Rows.
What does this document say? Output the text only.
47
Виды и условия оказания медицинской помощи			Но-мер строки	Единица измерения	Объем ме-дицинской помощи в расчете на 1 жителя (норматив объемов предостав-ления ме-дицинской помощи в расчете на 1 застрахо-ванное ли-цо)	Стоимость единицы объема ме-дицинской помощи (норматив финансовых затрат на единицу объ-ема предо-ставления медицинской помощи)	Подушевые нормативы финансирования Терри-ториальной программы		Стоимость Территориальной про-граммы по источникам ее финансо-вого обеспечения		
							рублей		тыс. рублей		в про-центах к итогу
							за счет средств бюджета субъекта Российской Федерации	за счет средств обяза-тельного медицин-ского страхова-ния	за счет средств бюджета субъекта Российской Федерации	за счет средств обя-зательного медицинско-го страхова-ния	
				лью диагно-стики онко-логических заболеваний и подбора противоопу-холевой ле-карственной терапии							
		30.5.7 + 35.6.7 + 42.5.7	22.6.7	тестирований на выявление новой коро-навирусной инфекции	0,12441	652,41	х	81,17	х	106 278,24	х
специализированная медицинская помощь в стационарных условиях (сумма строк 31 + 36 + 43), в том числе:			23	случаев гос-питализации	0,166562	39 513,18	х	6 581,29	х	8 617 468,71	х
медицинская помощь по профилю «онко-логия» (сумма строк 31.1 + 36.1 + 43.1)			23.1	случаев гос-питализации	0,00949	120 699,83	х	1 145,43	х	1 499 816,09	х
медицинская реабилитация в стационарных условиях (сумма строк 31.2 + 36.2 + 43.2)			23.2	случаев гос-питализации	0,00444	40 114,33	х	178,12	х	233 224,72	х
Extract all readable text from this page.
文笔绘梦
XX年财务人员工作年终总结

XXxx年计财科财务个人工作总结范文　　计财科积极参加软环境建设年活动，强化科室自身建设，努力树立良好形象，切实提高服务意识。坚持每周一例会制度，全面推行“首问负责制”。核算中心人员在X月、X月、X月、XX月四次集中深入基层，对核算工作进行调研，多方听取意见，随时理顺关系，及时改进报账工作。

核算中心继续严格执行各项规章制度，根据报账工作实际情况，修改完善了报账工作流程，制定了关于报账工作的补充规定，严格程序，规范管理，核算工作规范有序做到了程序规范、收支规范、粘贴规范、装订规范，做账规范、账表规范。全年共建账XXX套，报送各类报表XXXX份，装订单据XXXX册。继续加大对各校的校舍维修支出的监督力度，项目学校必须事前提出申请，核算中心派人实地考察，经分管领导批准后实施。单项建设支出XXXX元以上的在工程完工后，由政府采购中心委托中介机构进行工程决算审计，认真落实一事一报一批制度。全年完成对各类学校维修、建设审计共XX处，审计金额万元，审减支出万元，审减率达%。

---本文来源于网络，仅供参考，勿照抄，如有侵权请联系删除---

Written exercise. Repeat exactly the lines above, starting with the line that contains "Extract all readable text from this page." and ending with the last line, both included, and nothing else.

Solution to this problem.
Extract all readable text from this page.
文笔绘梦
XX年财务人员工作年终总结

XXxx年计财科财务个人工作总结范文　　计财科积极参加软环境建设年活动，强化科室自身建设，努力树立良好形象，切实提高服务意识。坚持每周一例会制度，全面推行“首问负责制”。核算中心人员在X月、X月、X月、XX月四次集中深入基层，对核算工作进行调研，多方听取意见，随时理顺关系，及时改进报账工作。

核算中心继续严格执行各项规章制度，根据报账工作实际情况，修改完善了报账工作流程，制定了关于报账工作的补充规定，严格程序，规范管理，核算工作规范有序做到了程序规范、收支规范、粘贴规范、装订规范，做账规范、账表规范。全年共建账XXX套，报送各类报表XXXX份，装订单据XXXX册。继续加大对各校的校舍维修支出的监督力度，项目学校必须事前提出申请，核算中心派人实地考察，经分管领导批准后实施。单项建设支出XXXX元以上的在工程完工后，由政府采购中心委托中介机构进行工程决算审计，认真落实一事一报一批制度。全年完成对各类学校维修、建设审计共XX处，审计金额万元，审减支出万元，审减率达%。

---本文来源于网络，仅供参考，勿照抄，如有侵权请联系删除---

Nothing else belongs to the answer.